What you are asked to do:
Each line of the material holding the word "könsskillnader" must be identified and copied.

# # # # # # #

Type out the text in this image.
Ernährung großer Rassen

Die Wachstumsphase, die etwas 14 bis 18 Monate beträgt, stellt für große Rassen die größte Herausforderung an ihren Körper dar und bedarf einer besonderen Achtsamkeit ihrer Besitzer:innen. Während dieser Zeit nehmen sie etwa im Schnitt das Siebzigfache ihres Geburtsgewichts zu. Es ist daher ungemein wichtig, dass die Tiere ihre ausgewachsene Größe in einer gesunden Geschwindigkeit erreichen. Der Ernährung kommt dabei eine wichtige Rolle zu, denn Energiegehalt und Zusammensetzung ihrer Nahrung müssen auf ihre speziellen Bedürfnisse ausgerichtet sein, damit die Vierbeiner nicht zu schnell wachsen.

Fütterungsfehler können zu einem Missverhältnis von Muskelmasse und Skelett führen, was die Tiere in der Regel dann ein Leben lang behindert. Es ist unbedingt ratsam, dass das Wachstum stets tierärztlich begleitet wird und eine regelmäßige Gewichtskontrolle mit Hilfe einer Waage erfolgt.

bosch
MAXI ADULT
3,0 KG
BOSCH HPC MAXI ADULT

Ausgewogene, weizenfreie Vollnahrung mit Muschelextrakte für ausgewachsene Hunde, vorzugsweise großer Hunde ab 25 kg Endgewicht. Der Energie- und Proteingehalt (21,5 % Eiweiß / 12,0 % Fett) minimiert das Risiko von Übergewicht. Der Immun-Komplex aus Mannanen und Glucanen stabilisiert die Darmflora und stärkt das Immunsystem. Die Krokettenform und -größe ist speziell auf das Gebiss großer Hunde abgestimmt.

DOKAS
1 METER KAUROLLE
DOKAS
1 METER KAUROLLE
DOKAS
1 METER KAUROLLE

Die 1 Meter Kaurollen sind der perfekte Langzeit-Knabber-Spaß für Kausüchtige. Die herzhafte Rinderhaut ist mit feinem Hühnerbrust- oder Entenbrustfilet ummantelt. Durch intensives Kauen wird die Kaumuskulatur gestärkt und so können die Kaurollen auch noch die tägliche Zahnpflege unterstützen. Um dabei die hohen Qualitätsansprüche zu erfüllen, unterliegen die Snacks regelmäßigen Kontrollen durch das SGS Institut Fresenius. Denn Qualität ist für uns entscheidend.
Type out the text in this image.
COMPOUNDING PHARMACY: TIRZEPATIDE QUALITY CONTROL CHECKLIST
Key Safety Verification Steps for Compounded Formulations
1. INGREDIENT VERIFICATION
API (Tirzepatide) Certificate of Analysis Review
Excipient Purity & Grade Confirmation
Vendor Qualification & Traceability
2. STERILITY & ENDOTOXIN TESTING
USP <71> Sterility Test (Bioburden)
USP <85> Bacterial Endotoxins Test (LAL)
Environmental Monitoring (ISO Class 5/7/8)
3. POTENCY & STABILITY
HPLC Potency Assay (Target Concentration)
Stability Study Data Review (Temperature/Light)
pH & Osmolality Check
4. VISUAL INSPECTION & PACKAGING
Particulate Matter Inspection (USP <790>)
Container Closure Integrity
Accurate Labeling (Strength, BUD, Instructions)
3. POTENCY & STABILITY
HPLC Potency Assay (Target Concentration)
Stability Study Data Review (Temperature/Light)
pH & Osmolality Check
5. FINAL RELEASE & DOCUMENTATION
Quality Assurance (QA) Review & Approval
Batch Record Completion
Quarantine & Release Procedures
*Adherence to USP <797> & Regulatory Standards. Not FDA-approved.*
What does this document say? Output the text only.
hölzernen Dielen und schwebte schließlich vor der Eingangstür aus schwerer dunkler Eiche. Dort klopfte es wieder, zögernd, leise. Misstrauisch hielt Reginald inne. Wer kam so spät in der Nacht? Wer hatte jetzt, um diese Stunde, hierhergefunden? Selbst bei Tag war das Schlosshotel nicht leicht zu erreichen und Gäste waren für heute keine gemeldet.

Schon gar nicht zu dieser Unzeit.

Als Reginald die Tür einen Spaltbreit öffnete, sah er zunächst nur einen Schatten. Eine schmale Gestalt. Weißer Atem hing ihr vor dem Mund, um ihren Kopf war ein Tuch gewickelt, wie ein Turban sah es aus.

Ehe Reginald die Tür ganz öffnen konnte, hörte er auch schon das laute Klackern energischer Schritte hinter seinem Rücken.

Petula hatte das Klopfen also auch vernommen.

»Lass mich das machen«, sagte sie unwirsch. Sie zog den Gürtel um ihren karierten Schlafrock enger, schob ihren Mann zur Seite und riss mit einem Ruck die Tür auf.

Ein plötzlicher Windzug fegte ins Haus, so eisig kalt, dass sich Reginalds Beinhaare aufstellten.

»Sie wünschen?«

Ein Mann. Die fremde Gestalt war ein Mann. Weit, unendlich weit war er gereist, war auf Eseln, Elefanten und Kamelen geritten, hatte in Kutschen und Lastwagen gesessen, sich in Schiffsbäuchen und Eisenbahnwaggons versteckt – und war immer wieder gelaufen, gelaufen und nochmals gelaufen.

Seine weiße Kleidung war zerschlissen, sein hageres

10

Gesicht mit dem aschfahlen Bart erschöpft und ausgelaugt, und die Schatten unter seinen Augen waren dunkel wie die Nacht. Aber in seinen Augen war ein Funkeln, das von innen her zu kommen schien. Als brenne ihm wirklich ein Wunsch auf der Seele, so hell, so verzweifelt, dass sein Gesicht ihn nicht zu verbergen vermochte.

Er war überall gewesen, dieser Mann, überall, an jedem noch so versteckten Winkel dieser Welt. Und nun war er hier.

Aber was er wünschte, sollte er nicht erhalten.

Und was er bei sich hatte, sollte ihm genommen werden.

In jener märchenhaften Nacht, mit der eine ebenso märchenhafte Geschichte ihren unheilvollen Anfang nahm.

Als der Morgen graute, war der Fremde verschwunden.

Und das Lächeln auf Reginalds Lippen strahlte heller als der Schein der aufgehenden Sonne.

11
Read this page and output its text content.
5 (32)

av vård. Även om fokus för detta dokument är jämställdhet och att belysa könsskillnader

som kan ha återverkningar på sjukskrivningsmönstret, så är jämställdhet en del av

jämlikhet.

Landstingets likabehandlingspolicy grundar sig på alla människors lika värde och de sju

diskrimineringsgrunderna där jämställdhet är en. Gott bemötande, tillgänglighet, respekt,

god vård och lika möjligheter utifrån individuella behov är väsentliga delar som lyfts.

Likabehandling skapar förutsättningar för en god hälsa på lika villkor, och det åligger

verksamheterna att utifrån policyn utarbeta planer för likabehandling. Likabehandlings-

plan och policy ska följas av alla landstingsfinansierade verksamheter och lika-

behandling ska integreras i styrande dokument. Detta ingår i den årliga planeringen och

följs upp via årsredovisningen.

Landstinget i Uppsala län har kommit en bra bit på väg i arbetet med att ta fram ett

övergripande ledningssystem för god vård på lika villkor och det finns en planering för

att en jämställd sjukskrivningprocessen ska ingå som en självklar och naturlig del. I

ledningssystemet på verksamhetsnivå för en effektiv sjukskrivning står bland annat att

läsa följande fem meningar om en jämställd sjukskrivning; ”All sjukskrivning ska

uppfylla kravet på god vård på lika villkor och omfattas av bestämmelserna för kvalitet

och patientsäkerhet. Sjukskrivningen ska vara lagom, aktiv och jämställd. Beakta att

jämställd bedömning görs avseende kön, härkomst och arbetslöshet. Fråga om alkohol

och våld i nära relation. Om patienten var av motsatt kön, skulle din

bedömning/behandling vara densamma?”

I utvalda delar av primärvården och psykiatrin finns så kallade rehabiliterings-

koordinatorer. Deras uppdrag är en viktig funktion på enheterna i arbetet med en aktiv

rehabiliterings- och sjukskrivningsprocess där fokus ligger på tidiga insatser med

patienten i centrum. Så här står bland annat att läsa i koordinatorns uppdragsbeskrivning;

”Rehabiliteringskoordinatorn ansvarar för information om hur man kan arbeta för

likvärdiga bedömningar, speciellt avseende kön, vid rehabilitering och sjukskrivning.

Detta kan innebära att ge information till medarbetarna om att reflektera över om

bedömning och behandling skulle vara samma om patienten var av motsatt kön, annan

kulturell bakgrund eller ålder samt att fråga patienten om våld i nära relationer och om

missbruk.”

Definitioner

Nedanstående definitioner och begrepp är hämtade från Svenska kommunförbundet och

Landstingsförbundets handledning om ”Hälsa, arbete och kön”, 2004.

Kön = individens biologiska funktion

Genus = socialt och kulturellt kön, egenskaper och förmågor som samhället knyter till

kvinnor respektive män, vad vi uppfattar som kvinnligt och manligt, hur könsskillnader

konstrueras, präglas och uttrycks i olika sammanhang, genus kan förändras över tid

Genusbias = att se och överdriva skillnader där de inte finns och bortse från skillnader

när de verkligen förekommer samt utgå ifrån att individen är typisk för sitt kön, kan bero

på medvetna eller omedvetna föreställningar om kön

# # # # # # #

Response for this exercise:
av vård. Även om fokus för detta dokument är jämställdhet och att belysa könsskillnader
kvinnor respektive män, vad vi uppfattar som kvinnligt och manligt, hur könsskillnader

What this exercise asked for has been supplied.